What you should do>
Rewrite the records from the very start through the line that contains "[0, 132, 677, 162]", both ends included. Swap every "value-cell" for "data-cell" and leave everything else as it is.

Rows from a dataset>

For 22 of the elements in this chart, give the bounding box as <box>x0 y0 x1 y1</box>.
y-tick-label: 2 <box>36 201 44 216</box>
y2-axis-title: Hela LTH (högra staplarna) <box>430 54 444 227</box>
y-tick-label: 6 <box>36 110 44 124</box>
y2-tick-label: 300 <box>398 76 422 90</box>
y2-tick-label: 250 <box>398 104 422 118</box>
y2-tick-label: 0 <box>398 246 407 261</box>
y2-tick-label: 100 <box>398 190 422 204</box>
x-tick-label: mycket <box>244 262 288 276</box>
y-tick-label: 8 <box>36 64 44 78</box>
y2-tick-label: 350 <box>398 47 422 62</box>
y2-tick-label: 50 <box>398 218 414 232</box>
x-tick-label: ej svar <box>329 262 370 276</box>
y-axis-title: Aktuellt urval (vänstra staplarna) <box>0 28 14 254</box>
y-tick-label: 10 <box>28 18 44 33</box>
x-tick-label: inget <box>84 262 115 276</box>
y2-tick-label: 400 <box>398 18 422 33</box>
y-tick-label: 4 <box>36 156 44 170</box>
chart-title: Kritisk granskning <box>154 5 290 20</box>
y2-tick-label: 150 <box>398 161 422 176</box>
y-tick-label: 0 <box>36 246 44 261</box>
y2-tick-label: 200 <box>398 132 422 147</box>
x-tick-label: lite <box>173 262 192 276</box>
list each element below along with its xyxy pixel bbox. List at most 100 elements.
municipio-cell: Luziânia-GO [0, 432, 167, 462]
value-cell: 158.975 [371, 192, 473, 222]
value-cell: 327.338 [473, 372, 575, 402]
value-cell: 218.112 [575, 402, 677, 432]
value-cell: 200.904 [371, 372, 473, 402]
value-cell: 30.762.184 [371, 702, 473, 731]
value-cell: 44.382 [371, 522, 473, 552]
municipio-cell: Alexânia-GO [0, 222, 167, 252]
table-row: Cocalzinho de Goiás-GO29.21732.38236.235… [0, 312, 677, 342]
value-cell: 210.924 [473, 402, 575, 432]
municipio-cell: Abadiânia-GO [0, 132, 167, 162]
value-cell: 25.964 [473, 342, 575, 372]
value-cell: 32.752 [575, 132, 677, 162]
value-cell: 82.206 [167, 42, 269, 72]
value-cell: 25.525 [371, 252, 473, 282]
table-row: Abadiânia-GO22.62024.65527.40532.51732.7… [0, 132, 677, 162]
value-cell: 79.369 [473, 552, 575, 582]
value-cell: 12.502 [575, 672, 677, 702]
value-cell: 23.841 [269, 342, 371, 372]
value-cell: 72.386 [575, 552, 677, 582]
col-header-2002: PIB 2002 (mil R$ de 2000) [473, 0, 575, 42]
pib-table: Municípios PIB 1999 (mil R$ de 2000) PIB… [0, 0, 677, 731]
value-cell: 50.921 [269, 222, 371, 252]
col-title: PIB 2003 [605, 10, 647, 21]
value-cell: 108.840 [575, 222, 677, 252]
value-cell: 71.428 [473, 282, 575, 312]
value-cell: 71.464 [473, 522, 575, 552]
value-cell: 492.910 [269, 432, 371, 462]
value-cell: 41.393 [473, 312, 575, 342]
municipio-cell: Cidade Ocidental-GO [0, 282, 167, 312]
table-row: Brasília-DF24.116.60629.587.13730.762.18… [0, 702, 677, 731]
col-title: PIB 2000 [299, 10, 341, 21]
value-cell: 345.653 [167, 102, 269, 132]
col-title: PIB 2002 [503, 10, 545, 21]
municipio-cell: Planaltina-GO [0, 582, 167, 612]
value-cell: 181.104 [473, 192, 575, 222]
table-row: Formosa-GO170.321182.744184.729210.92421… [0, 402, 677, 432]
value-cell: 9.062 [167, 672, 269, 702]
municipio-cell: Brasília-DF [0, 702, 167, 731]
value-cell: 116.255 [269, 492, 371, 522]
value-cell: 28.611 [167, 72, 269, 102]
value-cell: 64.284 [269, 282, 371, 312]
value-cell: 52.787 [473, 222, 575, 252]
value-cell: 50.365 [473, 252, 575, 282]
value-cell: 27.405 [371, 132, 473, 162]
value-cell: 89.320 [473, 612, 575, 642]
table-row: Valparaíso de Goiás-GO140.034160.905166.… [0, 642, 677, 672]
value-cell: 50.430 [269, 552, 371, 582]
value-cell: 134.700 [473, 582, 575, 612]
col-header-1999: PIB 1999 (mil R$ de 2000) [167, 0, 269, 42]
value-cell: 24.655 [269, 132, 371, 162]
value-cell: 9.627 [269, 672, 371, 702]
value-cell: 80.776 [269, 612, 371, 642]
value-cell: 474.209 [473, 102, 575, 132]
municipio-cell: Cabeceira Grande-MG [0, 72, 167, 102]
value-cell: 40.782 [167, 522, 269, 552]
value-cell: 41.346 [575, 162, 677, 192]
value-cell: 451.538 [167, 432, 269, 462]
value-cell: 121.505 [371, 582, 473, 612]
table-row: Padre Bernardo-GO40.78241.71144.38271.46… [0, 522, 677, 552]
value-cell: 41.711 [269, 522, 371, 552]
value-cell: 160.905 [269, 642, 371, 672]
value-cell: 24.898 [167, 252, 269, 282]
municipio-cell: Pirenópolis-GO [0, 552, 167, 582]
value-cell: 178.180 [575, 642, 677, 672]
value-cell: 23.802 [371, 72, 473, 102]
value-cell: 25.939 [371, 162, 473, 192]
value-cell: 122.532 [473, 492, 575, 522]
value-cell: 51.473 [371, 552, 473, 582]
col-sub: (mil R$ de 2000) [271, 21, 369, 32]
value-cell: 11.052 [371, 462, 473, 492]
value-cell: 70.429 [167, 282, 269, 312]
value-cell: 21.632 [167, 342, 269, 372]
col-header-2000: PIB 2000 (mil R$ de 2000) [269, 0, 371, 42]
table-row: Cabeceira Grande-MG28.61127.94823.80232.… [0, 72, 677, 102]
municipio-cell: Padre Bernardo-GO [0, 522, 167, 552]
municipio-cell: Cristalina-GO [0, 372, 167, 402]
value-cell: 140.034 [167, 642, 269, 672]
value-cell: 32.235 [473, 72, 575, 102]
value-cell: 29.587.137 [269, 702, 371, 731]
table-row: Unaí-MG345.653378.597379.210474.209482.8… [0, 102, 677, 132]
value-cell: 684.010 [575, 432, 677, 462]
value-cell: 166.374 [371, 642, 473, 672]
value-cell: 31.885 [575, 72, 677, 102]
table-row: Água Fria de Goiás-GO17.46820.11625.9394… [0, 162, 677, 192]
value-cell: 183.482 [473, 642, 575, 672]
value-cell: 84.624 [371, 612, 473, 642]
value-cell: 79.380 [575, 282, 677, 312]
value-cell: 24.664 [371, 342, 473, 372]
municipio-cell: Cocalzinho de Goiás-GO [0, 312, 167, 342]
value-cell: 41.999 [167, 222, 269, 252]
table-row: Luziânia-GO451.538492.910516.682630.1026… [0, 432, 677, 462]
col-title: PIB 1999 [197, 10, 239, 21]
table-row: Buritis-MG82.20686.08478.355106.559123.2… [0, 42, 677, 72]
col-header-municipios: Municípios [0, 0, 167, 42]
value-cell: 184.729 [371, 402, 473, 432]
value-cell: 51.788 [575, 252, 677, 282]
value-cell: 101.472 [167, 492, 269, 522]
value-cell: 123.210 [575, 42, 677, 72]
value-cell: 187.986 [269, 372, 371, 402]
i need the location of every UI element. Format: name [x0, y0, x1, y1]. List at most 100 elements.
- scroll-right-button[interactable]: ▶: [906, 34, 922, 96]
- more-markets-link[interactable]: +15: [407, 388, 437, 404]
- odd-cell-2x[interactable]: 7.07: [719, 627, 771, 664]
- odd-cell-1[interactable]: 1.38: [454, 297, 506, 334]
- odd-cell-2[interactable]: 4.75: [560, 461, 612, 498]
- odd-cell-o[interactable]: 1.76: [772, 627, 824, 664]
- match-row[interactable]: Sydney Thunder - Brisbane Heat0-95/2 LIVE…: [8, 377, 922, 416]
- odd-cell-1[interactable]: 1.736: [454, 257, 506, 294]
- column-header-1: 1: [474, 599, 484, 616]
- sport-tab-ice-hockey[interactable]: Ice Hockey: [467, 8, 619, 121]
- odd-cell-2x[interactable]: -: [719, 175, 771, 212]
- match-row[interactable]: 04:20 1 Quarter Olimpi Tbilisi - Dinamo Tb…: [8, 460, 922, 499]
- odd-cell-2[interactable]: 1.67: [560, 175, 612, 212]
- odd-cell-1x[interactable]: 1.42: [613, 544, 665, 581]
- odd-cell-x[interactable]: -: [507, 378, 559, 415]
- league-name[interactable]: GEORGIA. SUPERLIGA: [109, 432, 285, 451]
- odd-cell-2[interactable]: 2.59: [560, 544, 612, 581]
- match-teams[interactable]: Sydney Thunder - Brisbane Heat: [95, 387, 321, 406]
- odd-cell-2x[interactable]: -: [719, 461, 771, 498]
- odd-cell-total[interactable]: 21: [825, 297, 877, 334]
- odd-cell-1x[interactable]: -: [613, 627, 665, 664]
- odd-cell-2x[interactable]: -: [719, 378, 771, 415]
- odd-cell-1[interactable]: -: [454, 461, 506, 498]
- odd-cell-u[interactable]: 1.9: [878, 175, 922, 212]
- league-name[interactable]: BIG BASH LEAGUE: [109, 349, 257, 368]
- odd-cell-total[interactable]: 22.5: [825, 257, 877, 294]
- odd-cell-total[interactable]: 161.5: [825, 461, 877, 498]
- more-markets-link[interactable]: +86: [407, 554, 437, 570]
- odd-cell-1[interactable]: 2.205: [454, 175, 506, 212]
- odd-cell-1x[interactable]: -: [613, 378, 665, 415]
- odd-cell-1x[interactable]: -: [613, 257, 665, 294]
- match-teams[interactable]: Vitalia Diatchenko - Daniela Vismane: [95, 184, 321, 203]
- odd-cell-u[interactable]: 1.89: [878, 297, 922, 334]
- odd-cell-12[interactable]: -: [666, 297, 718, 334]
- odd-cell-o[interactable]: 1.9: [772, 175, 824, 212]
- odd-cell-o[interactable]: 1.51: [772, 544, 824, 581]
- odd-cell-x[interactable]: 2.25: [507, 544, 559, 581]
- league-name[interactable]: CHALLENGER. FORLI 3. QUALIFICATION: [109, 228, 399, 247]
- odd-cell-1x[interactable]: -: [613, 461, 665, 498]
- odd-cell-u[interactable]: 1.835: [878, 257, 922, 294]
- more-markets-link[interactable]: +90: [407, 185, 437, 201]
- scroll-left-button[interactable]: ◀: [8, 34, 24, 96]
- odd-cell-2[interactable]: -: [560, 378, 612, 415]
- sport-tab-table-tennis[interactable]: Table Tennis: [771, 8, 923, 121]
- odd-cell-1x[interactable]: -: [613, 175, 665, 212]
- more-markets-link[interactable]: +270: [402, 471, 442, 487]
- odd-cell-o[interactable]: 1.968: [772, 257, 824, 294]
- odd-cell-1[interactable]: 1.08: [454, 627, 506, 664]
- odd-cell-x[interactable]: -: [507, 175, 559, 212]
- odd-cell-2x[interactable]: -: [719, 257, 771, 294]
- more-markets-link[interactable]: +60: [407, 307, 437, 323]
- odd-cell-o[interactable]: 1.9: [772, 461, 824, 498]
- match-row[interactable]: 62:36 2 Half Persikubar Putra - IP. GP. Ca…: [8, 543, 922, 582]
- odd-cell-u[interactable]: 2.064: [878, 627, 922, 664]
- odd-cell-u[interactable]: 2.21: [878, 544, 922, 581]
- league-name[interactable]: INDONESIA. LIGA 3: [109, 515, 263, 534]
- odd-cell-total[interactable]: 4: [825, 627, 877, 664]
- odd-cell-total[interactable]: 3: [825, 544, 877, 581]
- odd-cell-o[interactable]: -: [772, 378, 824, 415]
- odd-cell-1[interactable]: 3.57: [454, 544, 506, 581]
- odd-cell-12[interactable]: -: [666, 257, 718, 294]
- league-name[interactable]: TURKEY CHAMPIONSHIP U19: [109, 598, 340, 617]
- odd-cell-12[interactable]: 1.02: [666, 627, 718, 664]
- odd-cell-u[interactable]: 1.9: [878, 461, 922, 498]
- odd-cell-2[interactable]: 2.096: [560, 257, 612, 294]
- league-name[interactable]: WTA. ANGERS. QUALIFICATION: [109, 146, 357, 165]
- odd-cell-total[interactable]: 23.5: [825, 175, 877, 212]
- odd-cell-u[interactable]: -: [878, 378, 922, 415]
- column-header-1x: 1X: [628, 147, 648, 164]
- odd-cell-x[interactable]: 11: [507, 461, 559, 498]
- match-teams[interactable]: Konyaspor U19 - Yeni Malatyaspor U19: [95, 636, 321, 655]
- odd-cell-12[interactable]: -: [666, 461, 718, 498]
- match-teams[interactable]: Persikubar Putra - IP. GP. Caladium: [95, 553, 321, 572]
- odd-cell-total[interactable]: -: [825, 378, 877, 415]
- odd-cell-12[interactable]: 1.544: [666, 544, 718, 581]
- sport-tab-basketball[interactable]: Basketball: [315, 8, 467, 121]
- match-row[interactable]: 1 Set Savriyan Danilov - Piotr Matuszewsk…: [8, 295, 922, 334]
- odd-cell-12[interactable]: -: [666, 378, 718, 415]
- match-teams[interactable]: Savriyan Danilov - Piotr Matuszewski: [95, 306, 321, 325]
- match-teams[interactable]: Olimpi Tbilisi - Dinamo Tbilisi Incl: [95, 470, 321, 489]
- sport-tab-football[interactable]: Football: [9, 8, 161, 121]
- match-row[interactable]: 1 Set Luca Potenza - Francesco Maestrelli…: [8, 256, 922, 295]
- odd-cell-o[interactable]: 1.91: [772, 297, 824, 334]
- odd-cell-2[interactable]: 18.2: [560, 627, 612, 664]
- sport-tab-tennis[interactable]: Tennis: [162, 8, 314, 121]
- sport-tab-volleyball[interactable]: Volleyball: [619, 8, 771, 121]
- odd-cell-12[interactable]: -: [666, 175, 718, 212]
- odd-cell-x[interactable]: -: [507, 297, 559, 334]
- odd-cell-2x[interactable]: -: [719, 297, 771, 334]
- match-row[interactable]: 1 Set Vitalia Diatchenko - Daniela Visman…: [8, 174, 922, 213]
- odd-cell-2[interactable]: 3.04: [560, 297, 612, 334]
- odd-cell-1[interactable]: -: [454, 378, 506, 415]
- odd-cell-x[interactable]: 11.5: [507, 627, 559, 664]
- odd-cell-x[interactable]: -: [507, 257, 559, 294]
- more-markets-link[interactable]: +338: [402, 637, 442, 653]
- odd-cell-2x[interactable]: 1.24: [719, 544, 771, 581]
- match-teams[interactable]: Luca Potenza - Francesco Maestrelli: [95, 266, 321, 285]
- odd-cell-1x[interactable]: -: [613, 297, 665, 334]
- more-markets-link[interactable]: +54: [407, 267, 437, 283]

Result for this task>
For 22 of the elements in this chart, give the bounding box as <box>x0 y0 x1 y1</box>.
y-tick-label: 2 <box>36 201 44 216</box>
y2-axis-title: Hela LTH (högra staplarna) <box>430 54 444 227</box>
y-tick-label: 6 <box>36 110 44 124</box>
y2-tick-label: 300 <box>398 76 422 90</box>
y2-tick-label: 250 <box>398 104 422 118</box>
y2-tick-label: 0 <box>398 246 407 261</box>
y2-tick-label: 100 <box>398 190 422 204</box>
x-tick-label: mycket <box>244 262 288 276</box>
y-tick-label: 8 <box>36 64 44 78</box>
y2-tick-label: 350 <box>398 47 422 62</box>
y2-tick-label: 50 <box>398 218 414 232</box>
x-tick-label: ej svar <box>329 262 370 276</box>
y-axis-title: Aktuellt urval (vänstra staplarna) <box>0 28 14 254</box>
y-tick-label: 10 <box>28 18 44 33</box>
x-tick-label: inget <box>84 262 115 276</box>
y2-tick-label: 400 <box>398 18 422 33</box>
y-tick-label: 4 <box>36 156 44 170</box>
chart-title: Kritisk granskning <box>154 5 290 20</box>
y2-tick-label: 150 <box>398 161 422 176</box>
y-tick-label: 0 <box>36 246 44 261</box>
y2-tick-label: 200 <box>398 132 422 147</box>
x-tick-label: lite <box>173 262 192 276</box>
list each element below along with its xyxy pixel bbox. List at most 100 elements.
municipio-cell: Luziânia-GO [0, 432, 167, 462]
data-cell: 158.975 [371, 192, 473, 222]
data-cell: 327.338 [473, 372, 575, 402]
data-cell: 218.112 [575, 402, 677, 432]
data-cell: 200.904 [371, 372, 473, 402]
data-cell: 30.762.184 [371, 702, 473, 731]
data-cell: 44.382 [371, 522, 473, 552]
municipio-cell: Alexânia-GO [0, 222, 167, 252]
table-row: Cocalzinho de Goiás-GO29.21732.38236.235… [0, 312, 677, 342]
data-cell: 210.924 [473, 402, 575, 432]
municipio-cell: Abadiânia-GO [0, 132, 167, 162]
data-cell: 25.964 [473, 342, 575, 372]
data-cell: 32.752 [575, 132, 677, 162]
data-cell: 82.206 [167, 42, 269, 72]
data-cell: 25.525 [371, 252, 473, 282]
table-row: Abadiânia-GO22.62024.65527.40532.51732.7… [0, 132, 677, 162]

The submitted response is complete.